- [Problem requirements]: Write out all records as given; omit images.

- [Extracted information]:
┏━━

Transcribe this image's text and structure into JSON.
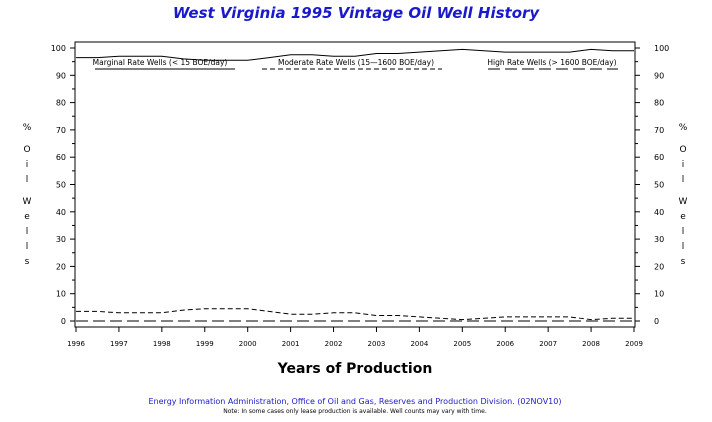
{
  "chart_data": {
    "type": "line",
    "title": "West Virginia 1995 Vintage Oil Well History",
    "xlabel": "Years of Production",
    "ylabel_left": "% Oil Wells",
    "ylabel_right": "% Oil Wells",
    "xlim": [
      1996,
      2009
    ],
    "ylim": [
      0,
      100
    ],
    "x_ticks": [
      "1996",
      "1997",
      "1998",
      "1999",
      "2000",
      "2001",
      "2002",
      "2003",
      "2004",
      "2005",
      "2006",
      "2007",
      "2008",
      "2009"
    ],
    "y_ticks": [
      "0",
      "10",
      "20",
      "30",
      "40",
      "50",
      "60",
      "70",
      "80",
      "90",
      "100"
    ],
    "grid": false,
    "legend_position": "top",
    "series": [
      {
        "name": "Marginal Rate Wells (<  15 BOE/day)",
        "style": "solid",
        "x": [
          1996,
          1996.5,
          1997,
          1997.5,
          1998,
          1998.5,
          1999,
          1999.5,
          2000,
          2000.5,
          2001,
          2001.5,
          2002,
          2002.5,
          2003,
          2003.5,
          2004,
          2004.5,
          2005,
          2005.5,
          2006,
          2006.5,
          2007,
          2007.5,
          2008,
          2008.5,
          2009
        ],
        "values": [
          96.5,
          96.5,
          97,
          97,
          97,
          96,
          95.5,
          95.5,
          95.5,
          96.5,
          97.5,
          97.5,
          97,
          97,
          98,
          98,
          98.5,
          99,
          99.5,
          99,
          98.5,
          98.5,
          98.5,
          98.5,
          99.5,
          99,
          99
        ]
      },
      {
        "name": "Moderate Rate Wells (15—1600 BOE/day)",
        "style": "dashed",
        "x": [
          1996,
          1996.5,
          1997,
          1997.5,
          1998,
          1998.5,
          1999,
          1999.5,
          2000,
          2000.5,
          2001,
          2001.5,
          2002,
          2002.5,
          2003,
          2003.5,
          2004,
          2004.5,
          2005,
          2005.5,
          2006,
          2006.5,
          2007,
          2007.5,
          2008,
          2008.5,
          2009
        ],
        "values": [
          3.5,
          3.5,
          3,
          3,
          3,
          4,
          4.5,
          4.5,
          4.5,
          3.5,
          2.5,
          2.5,
          3,
          3,
          2,
          2,
          1.5,
          1,
          0.5,
          1,
          1.5,
          1.5,
          1.5,
          1.5,
          0.5,
          1,
          1
        ]
      },
      {
        "name": "High Rate Wells (> 1600 BOE/day)",
        "style": "longdash",
        "x": [
          1996,
          2009
        ],
        "values": [
          0,
          0
        ]
      }
    ]
  },
  "footer": {
    "source": "Energy Information Administration, Office of Oil and Gas, Reserves and Production Division. (02NOV10)",
    "note": "Note: In some cases only lease production is available. Well counts may vary with time."
  },
  "colors": {
    "title": "#1a1acc",
    "footer": "#1a1acc",
    "axis": "#000000",
    "series": "#000000"
  }
}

┗━━

- [Finished answer]:
Transcribe this image's text and structure into JSON.
{
  "chart_data": {
    "type": "line",
    "title": "West Virginia 1995 Vintage Oil Well History",
    "xlabel": "Years of Production",
    "ylabel_left": "% Oil Wells",
    "ylabel_right": "% Oil Wells",
    "xlim": [
      1996,
      2009
    ],
    "ylim": [
      0,
      100
    ],
    "x_ticks": [
      "1996",
      "1997",
      "1998",
      "1999",
      "2000",
      "2001",
      "2002",
      "2003",
      "2004",
      "2005",
      "2006",
      "2007",
      "2008",
      "2009"
    ],
    "y_ticks": [
      "0",
      "10",
      "20",
      "30",
      "40",
      "50",
      "60",
      "70",
      "80",
      "90",
      "100"
    ],
    "grid": false,
    "legend_position": "top",
    "series": [
      {
        "name": "Marginal Rate Wells (<  15 BOE/day)",
        "style": "solid",
        "x": [
          1996,
          1996.5,
          1997,
          1997.5,
          1998,
          1998.5,
          1999,
          1999.5,
          2000,
          2000.5,
          2001,
          2001.5,
          2002,
          2002.5,
          2003,
          2003.5,
          2004,
          2004.5,
          2005,
          2005.5,
          2006,
          2006.5,
          2007,
          2007.5,
          2008,
          2008.5,
          2009
        ],
        "values": [
          96.5,
          96.5,
          97,
          97,
          97,
          96,
          95.5,
          95.5,
          95.5,
          96.5,
          97.5,
          97.5,
          97,
          97,
          98,
          98,
          98.5,
          99,
          99.5,
          99,
          98.5,
          98.5,
          98.5,
          98.5,
          99.5,
          99,
          99
        ]
      },
      {
        "name": "Moderate Rate Wells (15—1600 BOE/day)",
        "style": "dashed",
        "x": [
          1996,
          1996.5,
          1997,
          1997.5,
          1998,
          1998.5,
          1999,
          1999.5,
          2000,
          2000.5,
          2001,
          2001.5,
          2002,
          2002.5,
          2003,
          2003.5,
          2004,
          2004.5,
          2005,
          2005.5,
          2006,
          2006.5,
          2007,
          2007.5,
          2008,
          2008.5,
          2009
        ],
        "values": [
          3.5,
          3.5,
          3,
          3,
          3,
          4,
          4.5,
          4.5,
          4.5,
          3.5,
          2.5,
          2.5,
          3,
          3,
          2,
          2,
          1.5,
          1,
          0.5,
          1,
          1.5,
          1.5,
          1.5,
          1.5,
          0.5,
          1,
          1
        ]
      },
      {
        "name": "High Rate Wells (> 1600 BOE/day)",
        "style": "longdash",
        "x": [
          1996,
          2009
        ],
        "values": [
          0,
          0
        ]
      }
    ]
  },
  "footer": {
    "source": "Energy Information Administration, Office of Oil and Gas, Reserves and Production Division. (02NOV10)",
    "note": "Note: In some cases only lease production is available. Well counts may vary with time."
  },
  "colors": {
    "title": "#1a1acc",
    "footer": "#1a1acc",
    "axis": "#000000",
    "series": "#000000"
  }
}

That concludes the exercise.